TASK DIRECTIONS: Quote every line as written. Omit pictures.

INPUT FOR THIS TASK:
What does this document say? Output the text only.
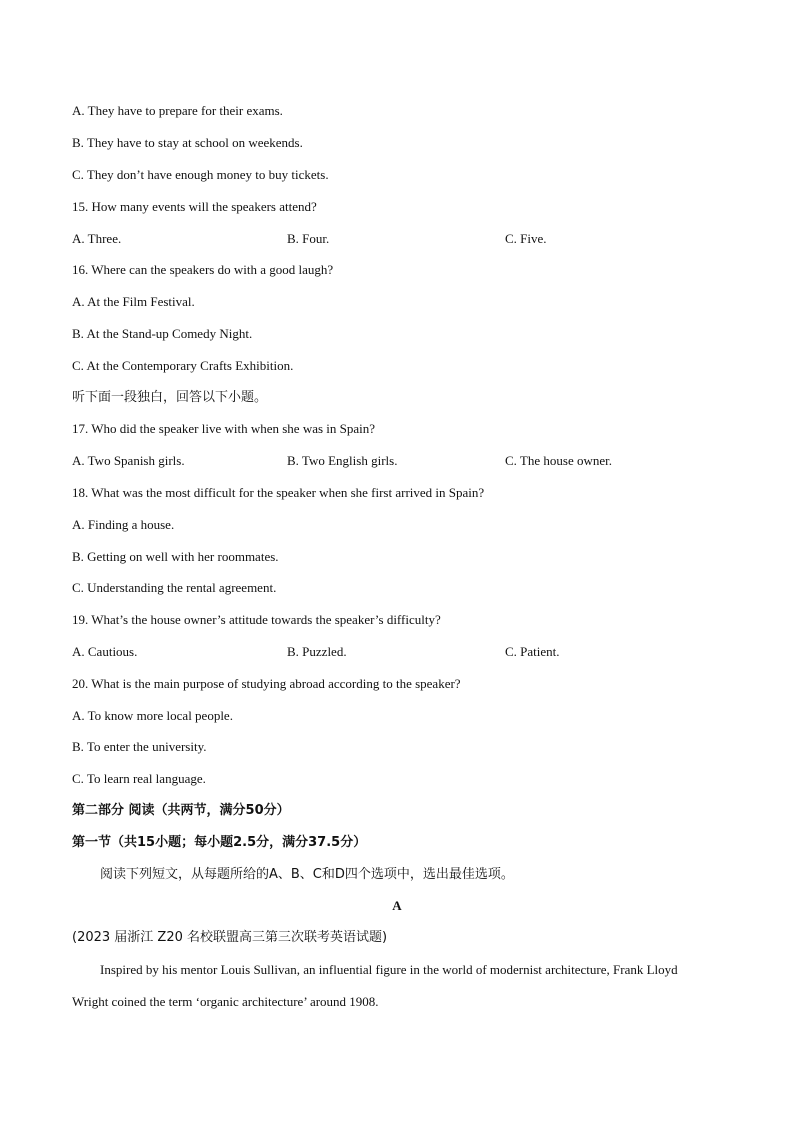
A. They have to prepare for their exams.
B. They have to stay at school on weekends.
C. They don’t have enough money to buy tickets.
15. How many events will the speakers attend?
A. Three.	B. Four.	C. Five.
16. Where can the speakers do with a good laugh?
A. At the Film Festival.
B. At the Stand-up Comedy Night.
C. At the Contemporary Crafts Exhibition.
听下面一段独白，回答以下小题。
17. Who did the speaker live with when she was in Spain?
A. Two Spanish girls.	B. Two English girls.	C. The house owner.
18. What was the most difficult for the speaker when she first arrived in Spain?
A. Finding a house.
B. Getting on well with her roommates.
C. Understanding the rental agreement.
19. What’s the house owner’s attitude towards the speaker’s difficulty?
A. Cautious.	B. Puzzled.	C. Patient.
20. What is the main purpose of studying abroad according to the speaker?
A. To know more local people.
B. To enter the university.
C. To learn real language.
第二部分 阅读（共两节，满分50分）
第一节（共15小题；每小题2.5分，满分37.5分）
阅读下列短文，从每题所给的A、B、C和D四个选项中，选出最佳选项。
A
(2023 届浙江 Z20 名校联盟高三第三次联考英语试题)
Inspired by his mentor Louis Sullivan, an influential figure in the world of modernist architecture, Frank Lloyd
Wright coined the term ‘organic architecture’ around 1908.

FINAL ANSWER:
What does this document say? Output the text only.
A. They have to prepare for their exams.
B. They have to stay at school on weekends.
C. They don’t have enough money to buy tickets.
15. How many events will the speakers attend?
A. Three.	B. Four.	C. Five.
16. Where can the speakers do with a good laugh?
A. At the Film Festival.
B. At the Stand-up Comedy Night.
C. At the Contemporary Crafts Exhibition.
听下面一段独白，回答以下小题。
17. Who did the speaker live with when she was in Spain?
A. Two Spanish girls.	B. Two English girls.	C. The house owner.
18. What was the most difficult for the speaker when she first arrived in Spain?
A. Finding a house.
B. Getting on well with her roommates.
C. Understanding the rental agreement.
19. What’s the house owner’s attitude towards the speaker’s difficulty?
A. Cautious.	B. Puzzled.	C. Patient.
20. What is the main purpose of studying abroad according to the speaker?
A. To know more local people.
B. To enter the university.
C. To learn real language.
第二部分 阅读（共两节，满分50分）
第一节（共15小题；每小题2.5分，满分37.5分）
阅读下列短文，从每题所给的A、B、C和D四个选项中，选出最佳选项。
A
(2023 届浙江 Z20 名校联盟高三第三次联考英语试题)
Inspired by his mentor Louis Sullivan, an influential figure in the world of modernist architecture, Frank Lloyd
Wright coined the term ‘organic architecture’ around 1908.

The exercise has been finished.